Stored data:

== == ==

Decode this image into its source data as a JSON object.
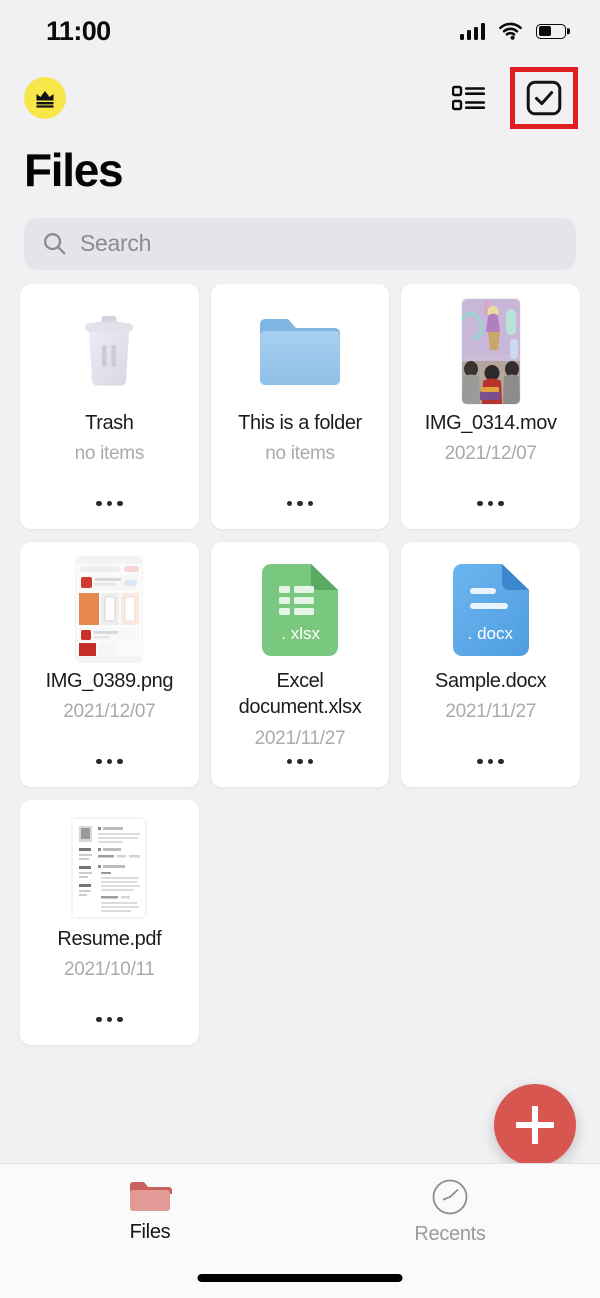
{
  "status_bar": {
    "time": "11:00",
    "cellular_icon": "cellular-signal-icon",
    "wifi_icon": "wifi-icon",
    "battery_icon": "battery-icon",
    "battery_level_percent": 50
  },
  "app_bar": {
    "premium_badge_icon": "crown-icon",
    "premium_badge_color": "#f7e74a",
    "list_view_icon": "list-view-icon",
    "select_mode_icon": "checkbox-check-icon",
    "highlight_color": "#e02020"
  },
  "header": {
    "title": "Files"
  },
  "search": {
    "icon": "search-icon",
    "placeholder": "Search",
    "value": ""
  },
  "files": [
    {
      "name": "Trash",
      "meta": "no items",
      "icon": "trash-icon",
      "kind": "trash",
      "more_icon": "more-options-icon"
    },
    {
      "name": "This is a folder",
      "meta": "no items",
      "icon": "folder-icon",
      "kind": "folder",
      "more_icon": "more-options-icon"
    },
    {
      "name": "IMG_0314.mov",
      "meta": "2021/12/07",
      "icon": "video-thumbnail",
      "kind": "video",
      "more_icon": "more-options-icon"
    },
    {
      "name": "IMG_0389.png",
      "meta": "2021/12/07",
      "icon": "image-thumbnail",
      "kind": "image",
      "more_icon": "more-options-icon"
    },
    {
      "name": "Excel document.xlsx",
      "meta": "2021/11/27",
      "icon": "xlsx-file-icon",
      "kind": "xlsx",
      "badge": ". xlsx",
      "color": "#7ac77f",
      "more_icon": "more-options-icon"
    },
    {
      "name": "Sample.docx",
      "meta": "2021/11/27",
      "icon": "docx-file-icon",
      "kind": "docx",
      "badge": ". docx",
      "color": "#5aa9ea",
      "more_icon": "more-options-icon"
    },
    {
      "name": "Resume.pdf",
      "meta": "2021/10/11",
      "icon": "pdf-thumbnail",
      "kind": "pdf",
      "more_icon": "more-options-icon"
    }
  ],
  "fab": {
    "icon": "plus-icon",
    "color": "#d7564f"
  },
  "tab_bar": {
    "items": [
      {
        "label": "Files",
        "icon": "folder-tab-icon",
        "active": true
      },
      {
        "label": "Recents",
        "icon": "clock-tab-icon",
        "active": false
      }
    ]
  }
}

== == ==

◆ Task to carry out: Copy the records above exactly, leaving out every picture.

◆ Full solution:
Decode this image into its source data as a JSON object.
{
  "status_bar": {
    "time": "11:00",
    "cellular_icon": "cellular-signal-icon",
    "wifi_icon": "wifi-icon",
    "battery_icon": "battery-icon",
    "battery_level_percent": 50
  },
  "app_bar": {
    "premium_badge_icon": "crown-icon",
    "premium_badge_color": "#f7e74a",
    "list_view_icon": "list-view-icon",
    "select_mode_icon": "checkbox-check-icon",
    "highlight_color": "#e02020"
  },
  "header": {
    "title": "Files"
  },
  "search": {
    "icon": "search-icon",
    "placeholder": "Search",
    "value": ""
  },
  "files": [
    {
      "name": "Trash",
      "meta": "no items",
      "icon": "trash-icon",
      "kind": "trash",
      "more_icon": "more-options-icon"
    },
    {
      "name": "This is a folder",
      "meta": "no items",
      "icon": "folder-icon",
      "kind": "folder",
      "more_icon": "more-options-icon"
    },
    {
      "name": "IMG_0314.mov",
      "meta": "2021/12/07",
      "icon": "video-thumbnail",
      "kind": "video",
      "more_icon": "more-options-icon"
    },
    {
      "name": "IMG_0389.png",
      "meta": "2021/12/07",
      "icon": "image-thumbnail",
      "kind": "image",
      "more_icon": "more-options-icon"
    },
    {
      "name": "Excel document.xlsx",
      "meta": "2021/11/27",
      "icon": "xlsx-file-icon",
      "kind": "xlsx",
      "badge": ". xlsx",
      "color": "#7ac77f",
      "more_icon": "more-options-icon"
    },
    {
      "name": "Sample.docx",
      "meta": "2021/11/27",
      "icon": "docx-file-icon",
      "kind": "docx",
      "badge": ". docx",
      "color": "#5aa9ea",
      "more_icon": "more-options-icon"
    },
    {
      "name": "Resume.pdf",
      "meta": "2021/10/11",
      "icon": "pdf-thumbnail",
      "kind": "pdf",
      "more_icon": "more-options-icon"
    }
  ],
  "fab": {
    "icon": "plus-icon",
    "color": "#d7564f"
  },
  "tab_bar": {
    "items": [
      {
        "label": "Files",
        "icon": "folder-tab-icon",
        "active": true
      },
      {
        "label": "Recents",
        "icon": "clock-tab-icon",
        "active": false
      }
    ]
  }
}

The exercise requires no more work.